During the field period, about 100 main NLSY79 interviews will be validated to ascertain whether the interview took place as the interviewer reported and whether the interview was done in a polite and professional manner.
BLS has undertaken a continuing redesign effort to examine the current content of the NLSY79 and provide direction for changes that may be appropriate as the respondents age. The 2020 instrument reflects a number of changes recommended by experts in various fields of social science and by our own internal review of the survey's content. Additions to the questionnaire are accompanied by deletions of previous questions so that the overall time required to complete the survey should be lower than in 2018 and comparable to 2016.
The Round 29 questionnaire includes new questions on cognition and add questions on wealth. Questions that assess the cognitive functioning of the respondents will be added to Round 29 for all respondents. The first type ask the respondent to self-rate memory and change in memory. The next type of questions collect assessments of memory. These include word recall (both immediate and delayed), backward counting, and serial subtraction from 100 by 7s. These items were collected previously from NLSY79 respondents around age 48. Some new items will be included in this cognition battery that ask the date, the name of the president, and the name of common items from their definition. In addition, the assets module that has been asked in odd-numbered rounds since Round 19 will rotate back into the questionnaire.

**Entries provided:**
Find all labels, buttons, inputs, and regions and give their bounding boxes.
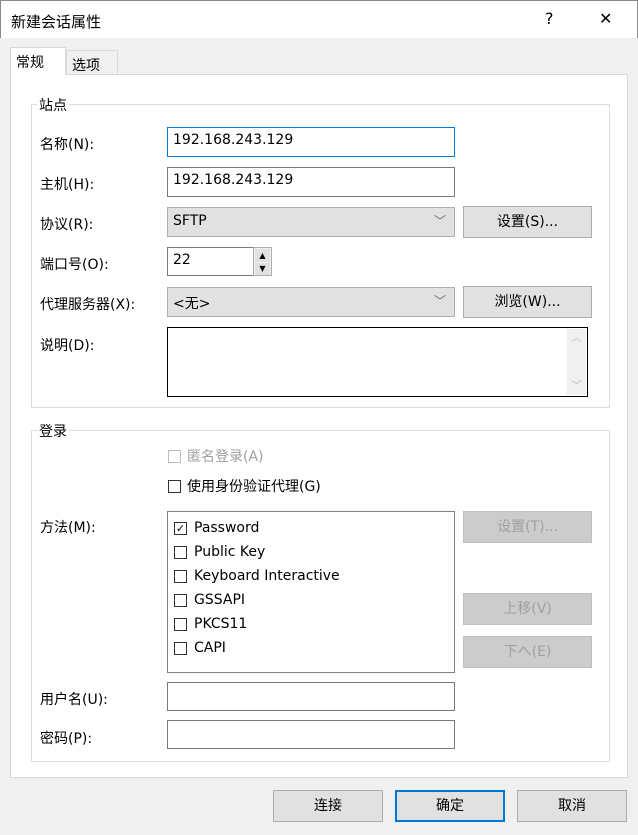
host-label: 主机(H): xyxy=(40,177,95,193)
method-item[interactable]: Keyboard Interactive xyxy=(168,564,454,588)
port-input[interactable]: 22 xyxy=(167,247,254,276)
password-input[interactable] xyxy=(167,720,455,749)
checkbox[interactable] xyxy=(168,479,181,493)
tab-general[interactable]: 常规 xyxy=(10,47,66,75)
scrollbar[interactable]: ︿ ﹀ xyxy=(567,329,586,395)
method-label: GSSAPI xyxy=(194,592,246,608)
protocol-label: 协议(R): xyxy=(40,217,94,233)
anonymous-label: 匿名登录(A) xyxy=(187,449,264,465)
checkbox[interactable] xyxy=(168,449,181,463)
checkbox[interactable] xyxy=(174,545,187,559)
ok-button[interactable]: 确定 xyxy=(395,790,505,822)
move-up-button[interactable]: 上移(V) xyxy=(463,593,592,625)
cancel-button[interactable]: 取消 xyxy=(517,790,627,822)
protocol-settings-button[interactable]: 设置(S)... xyxy=(463,206,592,238)
method-label: 方法(M): xyxy=(40,520,96,536)
site-group-label: 站点 xyxy=(37,95,69,115)
method-item[interactable]: Public Key xyxy=(168,540,454,564)
password-label: 密码(P): xyxy=(40,731,93,747)
move-down-button[interactable]: 下へ(E) xyxy=(463,636,592,668)
name-label: 名称(N): xyxy=(40,137,95,153)
method-label: Password xyxy=(194,520,260,536)
method-label: Public Key xyxy=(194,544,266,560)
protocol-select[interactable]: SFTP ﹀ xyxy=(167,207,455,237)
username-input[interactable] xyxy=(167,682,455,711)
scroll-down-icon[interactable]: ﹀ xyxy=(567,377,586,393)
title-bar: 新建会话属性 ? ✕ xyxy=(0,0,638,38)
help-icon[interactable]: ? xyxy=(545,9,554,28)
login-group-label: 登录 xyxy=(37,421,69,441)
spin-down-icon[interactable]: ▼ xyxy=(255,263,270,275)
scroll-up-icon[interactable]: ︿ xyxy=(567,329,586,345)
method-settings-button[interactable]: 设置(T)... xyxy=(463,511,592,543)
method-item[interactable]: PKCS11 xyxy=(168,612,454,636)
username-label: 用户名(U): xyxy=(40,692,108,708)
checkbox[interactable] xyxy=(174,569,187,583)
protocol-value: SFTP xyxy=(173,213,207,229)
description-textarea[interactable]: ︿ ﹀ xyxy=(167,327,588,397)
agent-checkbox[interactable]: 使用身份验证代理(G) xyxy=(168,476,321,496)
method-item[interactable]: ✓ Password xyxy=(168,516,454,540)
chevron-down-icon: ﹀ xyxy=(433,294,446,308)
host-input[interactable]: 192.168.243.129 xyxy=(167,167,455,197)
spin-up-icon[interactable]: ▲ xyxy=(255,249,270,262)
proxy-label: 代理服务器(X): xyxy=(40,297,136,313)
port-label: 端口号(O): xyxy=(40,257,109,273)
close-icon[interactable]: ✕ xyxy=(599,9,612,28)
checkbox[interactable] xyxy=(174,617,187,631)
method-label: Keyboard Interactive xyxy=(194,568,340,584)
method-label: CAPI xyxy=(194,640,226,656)
method-item[interactable]: GSSAPI xyxy=(168,588,454,612)
tab-options[interactable]: 选项 xyxy=(66,50,118,77)
checkbox[interactable] xyxy=(174,593,187,607)
method-item[interactable]: CAPI xyxy=(168,636,454,660)
connect-button[interactable]: 连接 xyxy=(273,790,383,822)
checkbox[interactable] xyxy=(174,641,187,655)
method-label: PKCS11 xyxy=(194,616,248,632)
proxy-value: <无> xyxy=(173,296,211,312)
port-spinner[interactable]: ▲ ▼ xyxy=(253,247,272,276)
checkbox[interactable]: ✓ xyxy=(174,521,187,535)
chevron-down-icon: ﹀ xyxy=(433,214,446,228)
proxy-browse-button[interactable]: 浏览(W)... xyxy=(463,286,592,318)
anonymous-checkbox[interactable]: 匿名登录(A) xyxy=(168,446,264,466)
description-label: 说明(D): xyxy=(40,338,95,354)
method-list[interactable]: ✓ Password Public Key Keyboard Interactive G… xyxy=(167,511,455,673)
window-title: 新建会话属性 xyxy=(11,13,102,31)
name-input[interactable]: 192.168.243.129 xyxy=(167,127,455,157)
proxy-select[interactable]: <无> ﹀ xyxy=(167,287,455,317)
agent-label: 使用身份验证代理(G) xyxy=(187,479,321,495)
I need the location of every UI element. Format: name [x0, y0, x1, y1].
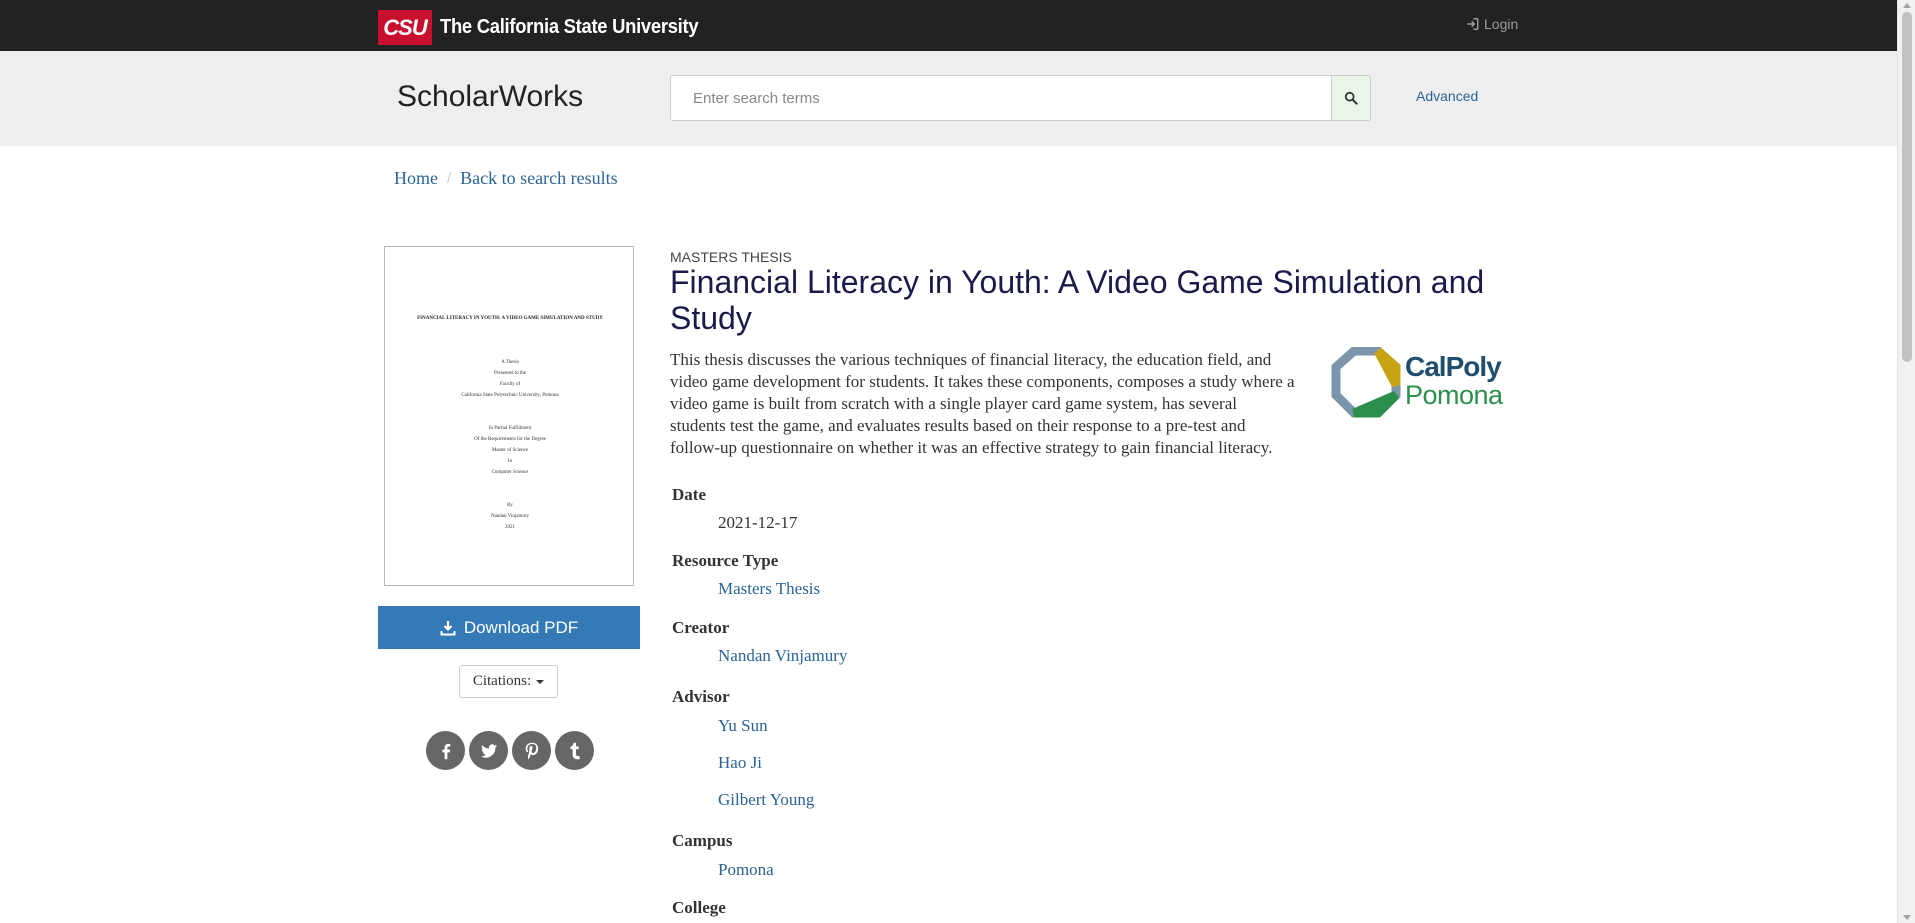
social-share-buttons: [426, 731, 594, 770]
citations-dropdown[interactable]: Citations:: [459, 665, 558, 698]
thumbnail-line: California State Polytechnic University,…: [461, 393, 559, 398]
login-link[interactable]: Login: [1465, 16, 1518, 32]
citations-label: Citations:: [472, 673, 532, 689]
advanced-search-link[interactable]: Advanced: [1416, 88, 1478, 104]
thumbnail-line: Master of Science: [491, 448, 529, 453]
tumblr-icon[interactable]: [555, 731, 594, 770]
csu-logo-mark: CSU: [378, 10, 432, 45]
thumbnail-line: [415, 412, 605, 423]
resource-type-label: MASTERS THESIS: [670, 249, 792, 265]
twitter-icon[interactable]: [469, 731, 508, 770]
campus-label: Campus: [672, 831, 733, 850]
thumbnail-line: Presented to the: [494, 371, 526, 376]
calpoly-logo-line1: CalPoly: [1405, 351, 1502, 382]
resource-type-field-label: Resource Type: [672, 551, 779, 570]
creator-label: Creator: [672, 618, 730, 637]
login-label: Login: [1484, 16, 1519, 32]
advisor-link[interactable]: Gilbert Young: [718, 790, 814, 810]
college-label: College: [672, 898, 726, 917]
top-navbar: CSU The California State University Logi…: [0, 0, 1897, 51]
thumbnail-line: [415, 401, 605, 412]
pdf-thumbnail[interactable]: FINANCIAL LITERACY IN YOUTH: A VIDEO GAM…: [384, 246, 634, 586]
thumbnail-line: A Thesis: [501, 360, 519, 365]
creator-link[interactable]: Nandan Vinjamury: [718, 646, 847, 666]
csu-logo[interactable]: CSU The California State University: [378, 10, 721, 45]
scroll-up-arrow-icon[interactable]: [1903, 3, 1911, 8]
resource-type-link[interactable]: Masters Thesis: [718, 579, 820, 599]
thumbnail-line: Computer Science: [491, 470, 529, 475]
thumbnail-line: Nandan Vinjamury: [490, 514, 530, 519]
thumbnail-line: Faculty of: [499, 382, 521, 387]
breadcrumb-back-to-results[interactable]: Back to search results: [460, 168, 617, 189]
thumbnail-line: Of the Requirements for the Degree: [474, 437, 546, 442]
breadcrumb-separator: /: [447, 170, 452, 187]
download-pdf-button[interactable]: Download PDF: [378, 606, 640, 649]
date-label: Date: [672, 485, 706, 504]
calpoly-octagon-icon: [1331, 347, 1401, 418]
search-band: ScholarWorks Advanced: [0, 51, 1897, 146]
thumbnail-title: FINANCIAL LITERACY IN YOUTH: A VIDEO GAM…: [417, 316, 603, 321]
date-value: 2021-12-17: [718, 513, 798, 532]
search-icon: [1344, 91, 1358, 105]
campus-link[interactable]: Pomona: [718, 860, 774, 880]
record-title: Financial Literacy in Youth: A Video Gam…: [670, 264, 1485, 336]
scrollbar-thumb[interactable]: [1902, 12, 1912, 362]
sign-in-icon: [1467, 18, 1479, 30]
search-input[interactable]: [670, 75, 1332, 121]
org-name: The California State University: [440, 16, 699, 38]
calpoly-pomona-logo: CalPoly Pomona: [1330, 347, 1515, 419]
thumbnail-line: [415, 489, 605, 500]
search-button[interactable]: [1331, 75, 1371, 121]
thumbnail-line: By: [507, 503, 513, 508]
thumbnail-line: [415, 478, 605, 489]
breadcrumb-home[interactable]: Home: [394, 168, 438, 189]
calpoly-logo-line2: Pomona: [1405, 380, 1503, 410]
breadcrumb: Home / Back to search results: [394, 168, 618, 189]
download-label: Download PDF: [463, 617, 579, 637]
advisor-label: Advisor: [672, 687, 730, 706]
facebook-icon[interactable]: [426, 731, 465, 770]
thumbnail-line: 2021: [505, 525, 515, 530]
thumbnail-body: A Thesis Presented to the Faculty of Cal…: [415, 357, 605, 533]
thumbnail-line: In: [507, 459, 513, 464]
record-abstract: This thesis discusses the various techni…: [670, 350, 1295, 457]
pinterest-icon[interactable]: [512, 731, 551, 770]
scholarworks-brand[interactable]: ScholarWorks: [397, 80, 583, 114]
scroll-down-arrow-icon[interactable]: [1903, 915, 1911, 920]
download-icon: [440, 620, 456, 635]
advisor-link[interactable]: Yu Sun: [718, 716, 768, 736]
page-scrollbar[interactable]: [1897, 0, 1915, 923]
advisor-link[interactable]: Hao Ji: [718, 753, 762, 773]
caret-down-icon: [536, 679, 545, 684]
thumbnail-line: In Partial Fulfillment: [488, 426, 532, 431]
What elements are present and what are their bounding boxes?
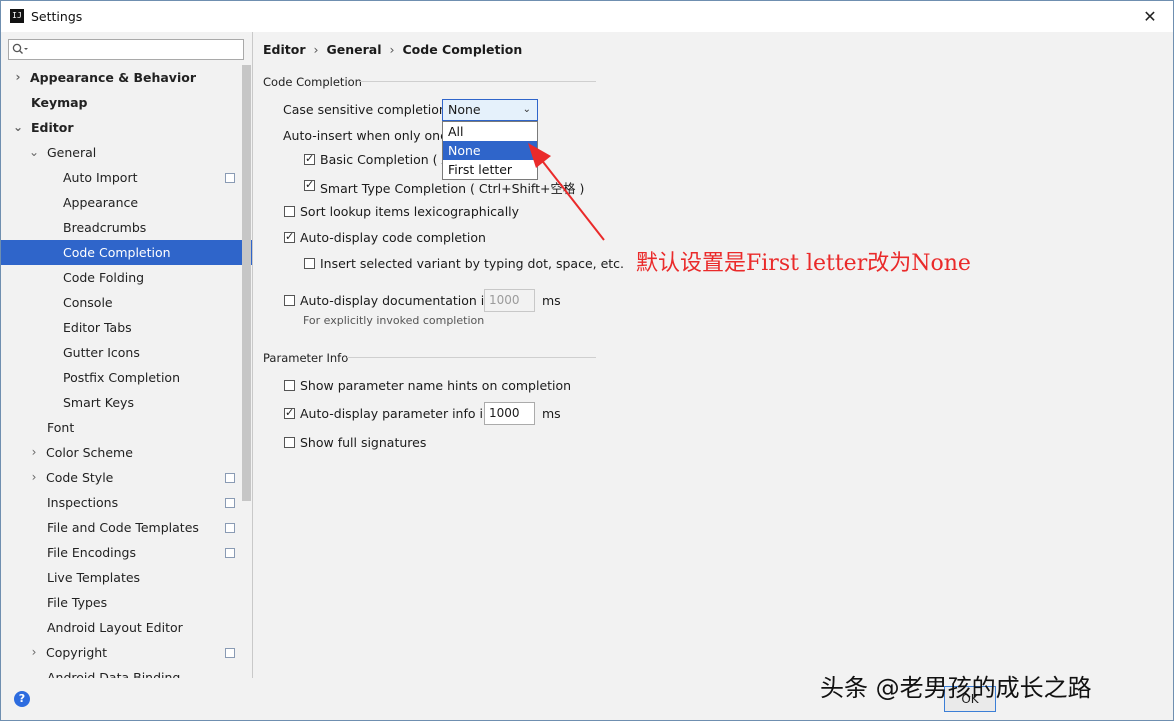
- watermark-text: 头条 @老男孩的成长之路: [820, 674, 1092, 702]
- annotation-arrow: [528, 143, 605, 241]
- annotation-text: 默认设置是First letter改为None: [636, 251, 971, 276]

**Problems and tasks:**
1 - In the passage on the NLSY79 Round 29 questionnaire, around what age were the memory assessment items previously collected from respondents?
2 - Write the next part of the passage on the NLSY79 Round 29 questionnaire, picking up after its last sentence.

**Results of the exercise:**
1 - Around age 48.

2 -
Most of the changes made to the Young Adult questionnaire for 2020 have been made to streamline questions and sections in order to cut down on the amount of time it takes for a respondent to complete an interview. The Young Adult sample expects to include 459 respondents ages 12-22 and 4,096 respondents age 23 and older in Round 29.
The questions added to the Young Adult questionnaire expand our understanding of both physical and mental/emotional health and well-being such as gender identity and sexual orientation, resiliency, loneliness and social isolation, self-worth, and social cognition.